Source records:

________________

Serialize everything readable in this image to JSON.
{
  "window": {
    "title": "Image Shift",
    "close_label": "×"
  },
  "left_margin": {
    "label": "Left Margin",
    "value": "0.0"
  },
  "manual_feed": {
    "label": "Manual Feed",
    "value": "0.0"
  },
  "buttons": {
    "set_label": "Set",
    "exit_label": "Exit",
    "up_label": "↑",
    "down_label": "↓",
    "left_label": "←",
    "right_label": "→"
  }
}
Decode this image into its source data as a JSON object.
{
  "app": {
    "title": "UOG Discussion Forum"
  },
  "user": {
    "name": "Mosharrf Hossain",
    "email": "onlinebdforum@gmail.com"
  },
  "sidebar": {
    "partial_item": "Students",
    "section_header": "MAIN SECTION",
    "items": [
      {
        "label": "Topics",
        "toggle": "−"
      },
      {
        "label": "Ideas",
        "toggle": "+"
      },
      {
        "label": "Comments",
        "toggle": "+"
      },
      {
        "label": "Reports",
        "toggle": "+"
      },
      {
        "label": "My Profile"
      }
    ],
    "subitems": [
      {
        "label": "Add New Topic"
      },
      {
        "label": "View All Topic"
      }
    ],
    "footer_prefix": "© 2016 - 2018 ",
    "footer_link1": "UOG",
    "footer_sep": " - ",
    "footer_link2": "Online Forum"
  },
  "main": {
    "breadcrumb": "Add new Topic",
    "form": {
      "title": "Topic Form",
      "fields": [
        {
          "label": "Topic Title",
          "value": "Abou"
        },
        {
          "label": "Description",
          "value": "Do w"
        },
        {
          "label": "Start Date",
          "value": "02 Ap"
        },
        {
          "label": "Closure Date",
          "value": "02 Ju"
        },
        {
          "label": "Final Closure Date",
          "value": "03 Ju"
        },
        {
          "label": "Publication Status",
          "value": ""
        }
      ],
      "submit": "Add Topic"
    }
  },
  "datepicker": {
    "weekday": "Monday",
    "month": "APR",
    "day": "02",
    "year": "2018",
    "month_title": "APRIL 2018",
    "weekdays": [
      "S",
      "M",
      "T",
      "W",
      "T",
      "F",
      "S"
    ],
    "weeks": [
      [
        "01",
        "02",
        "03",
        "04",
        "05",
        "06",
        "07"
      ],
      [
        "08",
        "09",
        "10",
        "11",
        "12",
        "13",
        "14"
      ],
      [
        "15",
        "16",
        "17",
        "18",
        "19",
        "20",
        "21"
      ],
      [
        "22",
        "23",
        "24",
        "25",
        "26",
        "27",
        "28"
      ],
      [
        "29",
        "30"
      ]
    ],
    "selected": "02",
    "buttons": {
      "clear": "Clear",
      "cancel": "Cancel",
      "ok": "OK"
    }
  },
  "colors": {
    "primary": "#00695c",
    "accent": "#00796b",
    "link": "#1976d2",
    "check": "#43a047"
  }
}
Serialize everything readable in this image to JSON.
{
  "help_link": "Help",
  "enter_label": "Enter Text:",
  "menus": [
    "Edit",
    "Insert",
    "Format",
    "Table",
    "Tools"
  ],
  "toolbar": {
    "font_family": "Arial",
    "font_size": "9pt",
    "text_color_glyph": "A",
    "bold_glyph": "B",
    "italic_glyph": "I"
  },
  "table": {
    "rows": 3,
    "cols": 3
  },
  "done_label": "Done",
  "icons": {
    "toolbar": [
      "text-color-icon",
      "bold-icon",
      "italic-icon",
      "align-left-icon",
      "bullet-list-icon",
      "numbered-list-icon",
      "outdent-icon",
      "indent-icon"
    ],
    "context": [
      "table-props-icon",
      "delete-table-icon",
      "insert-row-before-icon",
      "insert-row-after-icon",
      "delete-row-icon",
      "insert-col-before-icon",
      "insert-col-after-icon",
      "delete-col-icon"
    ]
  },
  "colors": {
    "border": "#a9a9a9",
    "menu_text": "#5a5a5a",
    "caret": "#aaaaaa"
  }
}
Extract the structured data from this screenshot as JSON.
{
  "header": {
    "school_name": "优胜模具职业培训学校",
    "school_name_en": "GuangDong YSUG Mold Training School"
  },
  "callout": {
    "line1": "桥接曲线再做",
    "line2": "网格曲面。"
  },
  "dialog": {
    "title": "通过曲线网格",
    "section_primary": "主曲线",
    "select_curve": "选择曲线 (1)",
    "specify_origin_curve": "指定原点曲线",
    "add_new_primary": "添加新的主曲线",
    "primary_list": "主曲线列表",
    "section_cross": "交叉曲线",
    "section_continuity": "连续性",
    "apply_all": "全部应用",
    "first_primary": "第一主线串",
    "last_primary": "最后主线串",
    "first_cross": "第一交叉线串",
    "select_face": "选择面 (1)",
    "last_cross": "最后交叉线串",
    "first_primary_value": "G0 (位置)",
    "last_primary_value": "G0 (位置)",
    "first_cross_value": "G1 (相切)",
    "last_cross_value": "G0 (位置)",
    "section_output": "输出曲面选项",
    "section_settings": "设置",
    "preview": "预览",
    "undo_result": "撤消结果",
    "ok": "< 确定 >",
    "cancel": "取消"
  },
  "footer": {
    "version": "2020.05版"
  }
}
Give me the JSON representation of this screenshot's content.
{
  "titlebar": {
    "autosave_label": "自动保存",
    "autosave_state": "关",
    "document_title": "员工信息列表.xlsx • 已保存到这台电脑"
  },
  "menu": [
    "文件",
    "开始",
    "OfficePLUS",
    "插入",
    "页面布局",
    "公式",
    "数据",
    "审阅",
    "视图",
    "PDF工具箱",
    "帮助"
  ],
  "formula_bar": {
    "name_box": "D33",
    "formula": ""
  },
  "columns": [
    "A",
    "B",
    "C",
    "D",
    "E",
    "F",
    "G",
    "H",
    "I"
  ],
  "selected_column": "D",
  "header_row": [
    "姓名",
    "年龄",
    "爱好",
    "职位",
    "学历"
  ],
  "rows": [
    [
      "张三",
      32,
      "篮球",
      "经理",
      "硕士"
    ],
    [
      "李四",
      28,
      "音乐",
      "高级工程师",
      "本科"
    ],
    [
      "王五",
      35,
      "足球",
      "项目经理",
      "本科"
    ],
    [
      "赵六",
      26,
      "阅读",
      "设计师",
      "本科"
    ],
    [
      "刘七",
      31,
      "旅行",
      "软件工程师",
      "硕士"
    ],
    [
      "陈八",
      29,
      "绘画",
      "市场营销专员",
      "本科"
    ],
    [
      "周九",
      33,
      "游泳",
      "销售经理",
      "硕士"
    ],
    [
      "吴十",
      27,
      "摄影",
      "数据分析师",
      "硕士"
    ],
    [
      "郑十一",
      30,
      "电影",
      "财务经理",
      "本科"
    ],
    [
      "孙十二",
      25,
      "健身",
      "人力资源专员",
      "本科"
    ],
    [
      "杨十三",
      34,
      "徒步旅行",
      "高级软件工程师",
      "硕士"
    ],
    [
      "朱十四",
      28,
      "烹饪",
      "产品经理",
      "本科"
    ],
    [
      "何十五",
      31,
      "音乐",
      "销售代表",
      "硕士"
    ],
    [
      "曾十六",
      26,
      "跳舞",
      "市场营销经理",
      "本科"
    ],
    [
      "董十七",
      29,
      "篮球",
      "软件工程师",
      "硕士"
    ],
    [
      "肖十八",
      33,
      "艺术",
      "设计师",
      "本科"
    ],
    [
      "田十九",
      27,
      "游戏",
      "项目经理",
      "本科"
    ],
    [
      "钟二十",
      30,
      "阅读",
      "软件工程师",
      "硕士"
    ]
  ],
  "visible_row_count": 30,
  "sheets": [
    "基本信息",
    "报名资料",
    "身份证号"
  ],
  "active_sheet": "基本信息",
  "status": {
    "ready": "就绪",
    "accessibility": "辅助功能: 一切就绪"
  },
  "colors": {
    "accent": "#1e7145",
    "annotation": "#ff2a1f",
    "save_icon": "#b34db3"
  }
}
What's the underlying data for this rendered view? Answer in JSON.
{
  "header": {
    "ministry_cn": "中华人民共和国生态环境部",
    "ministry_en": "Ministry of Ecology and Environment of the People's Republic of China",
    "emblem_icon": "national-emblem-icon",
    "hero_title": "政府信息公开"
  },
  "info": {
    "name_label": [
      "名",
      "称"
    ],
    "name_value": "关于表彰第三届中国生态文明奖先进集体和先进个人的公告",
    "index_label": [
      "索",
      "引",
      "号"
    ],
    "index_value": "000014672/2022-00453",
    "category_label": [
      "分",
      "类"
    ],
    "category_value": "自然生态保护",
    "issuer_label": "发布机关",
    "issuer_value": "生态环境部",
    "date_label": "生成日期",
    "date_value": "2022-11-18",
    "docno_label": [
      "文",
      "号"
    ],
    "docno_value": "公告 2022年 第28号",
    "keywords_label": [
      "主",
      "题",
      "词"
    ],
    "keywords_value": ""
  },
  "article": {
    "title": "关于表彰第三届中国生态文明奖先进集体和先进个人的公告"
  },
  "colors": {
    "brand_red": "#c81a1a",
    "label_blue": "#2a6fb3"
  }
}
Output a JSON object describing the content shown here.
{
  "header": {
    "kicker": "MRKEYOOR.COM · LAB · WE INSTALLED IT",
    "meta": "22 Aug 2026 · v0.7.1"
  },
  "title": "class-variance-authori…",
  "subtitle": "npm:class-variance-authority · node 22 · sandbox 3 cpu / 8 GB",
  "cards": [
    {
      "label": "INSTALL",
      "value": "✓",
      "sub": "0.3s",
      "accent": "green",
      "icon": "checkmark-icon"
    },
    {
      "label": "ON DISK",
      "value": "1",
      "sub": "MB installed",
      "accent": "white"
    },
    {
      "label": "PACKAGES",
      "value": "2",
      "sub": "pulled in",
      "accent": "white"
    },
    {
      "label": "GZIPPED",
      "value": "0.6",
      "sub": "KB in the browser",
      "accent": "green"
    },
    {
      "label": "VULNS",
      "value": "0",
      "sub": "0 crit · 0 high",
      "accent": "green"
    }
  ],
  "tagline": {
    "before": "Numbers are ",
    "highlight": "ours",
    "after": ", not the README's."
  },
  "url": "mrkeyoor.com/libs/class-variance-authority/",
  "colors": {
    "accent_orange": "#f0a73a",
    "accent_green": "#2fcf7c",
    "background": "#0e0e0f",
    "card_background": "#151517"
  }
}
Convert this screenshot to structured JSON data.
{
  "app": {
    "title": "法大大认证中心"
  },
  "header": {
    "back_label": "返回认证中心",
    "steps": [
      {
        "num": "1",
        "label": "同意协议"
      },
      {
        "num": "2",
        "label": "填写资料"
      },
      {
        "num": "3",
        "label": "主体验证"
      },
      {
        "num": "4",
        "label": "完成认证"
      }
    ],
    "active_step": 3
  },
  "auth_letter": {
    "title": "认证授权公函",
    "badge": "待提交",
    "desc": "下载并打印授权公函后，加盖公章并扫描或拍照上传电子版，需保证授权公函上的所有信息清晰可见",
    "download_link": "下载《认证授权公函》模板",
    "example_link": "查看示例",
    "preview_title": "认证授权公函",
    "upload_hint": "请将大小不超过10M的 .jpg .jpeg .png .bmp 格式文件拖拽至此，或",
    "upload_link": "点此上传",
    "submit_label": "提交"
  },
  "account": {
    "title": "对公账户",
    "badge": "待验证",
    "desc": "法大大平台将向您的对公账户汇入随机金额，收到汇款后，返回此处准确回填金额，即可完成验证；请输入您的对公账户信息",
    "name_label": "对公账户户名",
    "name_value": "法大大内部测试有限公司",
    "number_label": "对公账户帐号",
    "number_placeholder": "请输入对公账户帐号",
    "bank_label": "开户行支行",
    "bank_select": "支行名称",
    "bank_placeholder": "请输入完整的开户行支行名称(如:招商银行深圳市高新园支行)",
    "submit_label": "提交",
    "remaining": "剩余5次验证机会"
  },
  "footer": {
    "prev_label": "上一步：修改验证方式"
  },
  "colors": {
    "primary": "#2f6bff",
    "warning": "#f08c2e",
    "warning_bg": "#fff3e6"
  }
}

________________

- Direction
Determine the number of lines in the records that include the string "关于表彰第三届中国生态文明奖先进集体和先进个人的公告", and respond with that number only.

- Output
2